# [THE TASK]
Quote the whole listing verbatim.

# [DATA FOR THIS EXERCISE]

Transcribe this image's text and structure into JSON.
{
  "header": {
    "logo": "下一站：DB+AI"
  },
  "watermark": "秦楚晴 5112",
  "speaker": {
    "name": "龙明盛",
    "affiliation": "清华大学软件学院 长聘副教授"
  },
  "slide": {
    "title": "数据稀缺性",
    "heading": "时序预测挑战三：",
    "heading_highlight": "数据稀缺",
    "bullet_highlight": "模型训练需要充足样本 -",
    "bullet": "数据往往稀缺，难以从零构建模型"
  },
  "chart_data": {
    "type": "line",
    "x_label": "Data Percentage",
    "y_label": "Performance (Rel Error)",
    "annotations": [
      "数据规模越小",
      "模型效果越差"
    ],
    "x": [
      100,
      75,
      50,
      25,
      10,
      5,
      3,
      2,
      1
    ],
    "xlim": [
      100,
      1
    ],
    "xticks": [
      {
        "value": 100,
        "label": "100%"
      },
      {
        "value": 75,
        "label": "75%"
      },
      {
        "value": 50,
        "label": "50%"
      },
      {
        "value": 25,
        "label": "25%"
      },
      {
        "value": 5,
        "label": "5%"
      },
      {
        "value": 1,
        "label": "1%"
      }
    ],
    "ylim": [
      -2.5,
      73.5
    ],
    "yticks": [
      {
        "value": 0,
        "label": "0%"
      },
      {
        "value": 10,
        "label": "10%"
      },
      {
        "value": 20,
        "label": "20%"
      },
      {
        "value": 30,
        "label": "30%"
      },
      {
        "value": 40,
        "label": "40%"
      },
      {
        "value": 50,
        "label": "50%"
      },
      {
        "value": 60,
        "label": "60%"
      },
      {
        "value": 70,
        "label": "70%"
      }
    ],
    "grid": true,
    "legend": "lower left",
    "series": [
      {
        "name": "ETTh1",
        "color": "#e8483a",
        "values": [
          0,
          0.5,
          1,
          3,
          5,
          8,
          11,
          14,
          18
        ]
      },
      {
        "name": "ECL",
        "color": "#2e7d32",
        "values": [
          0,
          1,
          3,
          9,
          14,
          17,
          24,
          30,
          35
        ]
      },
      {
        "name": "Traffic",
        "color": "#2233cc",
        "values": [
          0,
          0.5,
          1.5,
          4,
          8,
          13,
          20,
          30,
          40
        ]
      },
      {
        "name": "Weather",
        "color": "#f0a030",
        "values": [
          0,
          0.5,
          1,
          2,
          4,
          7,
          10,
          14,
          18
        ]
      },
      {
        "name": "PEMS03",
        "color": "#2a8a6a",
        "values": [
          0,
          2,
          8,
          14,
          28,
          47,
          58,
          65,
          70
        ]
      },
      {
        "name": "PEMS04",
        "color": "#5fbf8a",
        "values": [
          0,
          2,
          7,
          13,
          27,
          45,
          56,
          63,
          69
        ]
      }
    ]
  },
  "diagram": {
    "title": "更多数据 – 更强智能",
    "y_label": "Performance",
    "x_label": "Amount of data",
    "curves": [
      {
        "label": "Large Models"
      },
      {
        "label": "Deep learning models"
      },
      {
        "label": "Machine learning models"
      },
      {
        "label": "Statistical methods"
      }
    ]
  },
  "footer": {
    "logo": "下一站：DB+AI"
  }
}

# [SOLUTION TO THE EXERCISE]
Transcribe this image's text and structure into JSON.
{
  "header": {
    "logo": "下一站：DB+AI"
  },
  "watermark": "秦楚晴 5112",
  "speaker": {
    "name": "龙明盛",
    "affiliation": "清华大学软件学院 长聘副教授"
  },
  "slide": {
    "title": "数据稀缺性",
    "heading": "时序预测挑战三：",
    "heading_highlight": "数据稀缺",
    "bullet_highlight": "模型训练需要充足样本 -",
    "bullet": "数据往往稀缺，难以从零构建模型"
  },
  "chart_data": {
    "type": "line",
    "x_label": "Data Percentage",
    "y_label": "Performance (Rel Error)",
    "annotations": [
      "数据规模越小",
      "模型效果越差"
    ],
    "x": [
      100,
      75,
      50,
      25,
      10,
      5,
      3,
      2,
      1
    ],
    "xlim": [
      100,
      1
    ],
    "xticks": [
      {
        "value": 100,
        "label": "100%"
      },
      {
        "value": 75,
        "label": "75%"
      },
      {
        "value": 50,
        "label": "50%"
      },
      {
        "value": 25,
        "label": "25%"
      },
      {
        "value": 5,
        "label": "5%"
      },
      {
        "value": 1,
        "label": "1%"
      }
    ],
    "ylim": [
      -2.5,
      73.5
    ],
    "yticks": [
      {
        "value": 0,
        "label": "0%"
      },
      {
        "value": 10,
        "label": "10%"
      },
      {
        "value": 20,
        "label": "20%"
      },
      {
        "value": 30,
        "label": "30%"
      },
      {
        "value": 40,
        "label": "40%"
      },
      {
        "value": 50,
        "label": "50%"
      },
      {
        "value": 60,
        "label": "60%"
      },
      {
        "value": 70,
        "label": "70%"
      }
    ],
    "grid": true,
    "legend": "lower left",
    "series": [
      {
        "name": "ETTh1",
        "color": "#e8483a",
        "values": [
          0,
          0.5,
          1,
          3,
          5,
          8,
          11,
          14,
          18
        ]
      },
      {
        "name": "ECL",
        "color": "#2e7d32",
        "values": [
          0,
          1,
          3,
          9,
          14,
          17,
          24,
          30,
          35
        ]
      },
      {
        "name": "Traffic",
        "color": "#2233cc",
        "values": [
          0,
          0.5,
          1.5,
          4,
          8,
          13,
          20,
          30,
          40
        ]
      },
      {
        "name": "Weather",
        "color": "#f0a030",
        "values": [
          0,
          0.5,
          1,
          2,
          4,
          7,
          10,
          14,
          18
        ]
      },
      {
        "name": "PEMS03",
        "color": "#2a8a6a",
        "values": [
          0,
          2,
          8,
          14,
          28,
          47,
          58,
          65,
          70
        ]
      },
      {
        "name": "PEMS04",
        "color": "#5fbf8a",
        "values": [
          0,
          2,
          7,
          13,
          27,
          45,
          56,
          63,
          69
        ]
      }
    ]
  },
  "diagram": {
    "title": "更多数据 – 更强智能",
    "y_label": "Performance",
    "x_label": "Amount of data",
    "curves": [
      {
        "label": "Large Models"
      },
      {
        "label": "Deep learning models"
      },
      {
        "label": "Machine learning models"
      },
      {
        "label": "Statistical methods"
      }
    ]
  },
  "footer": {
    "logo": "下一站：DB+AI"
  }
}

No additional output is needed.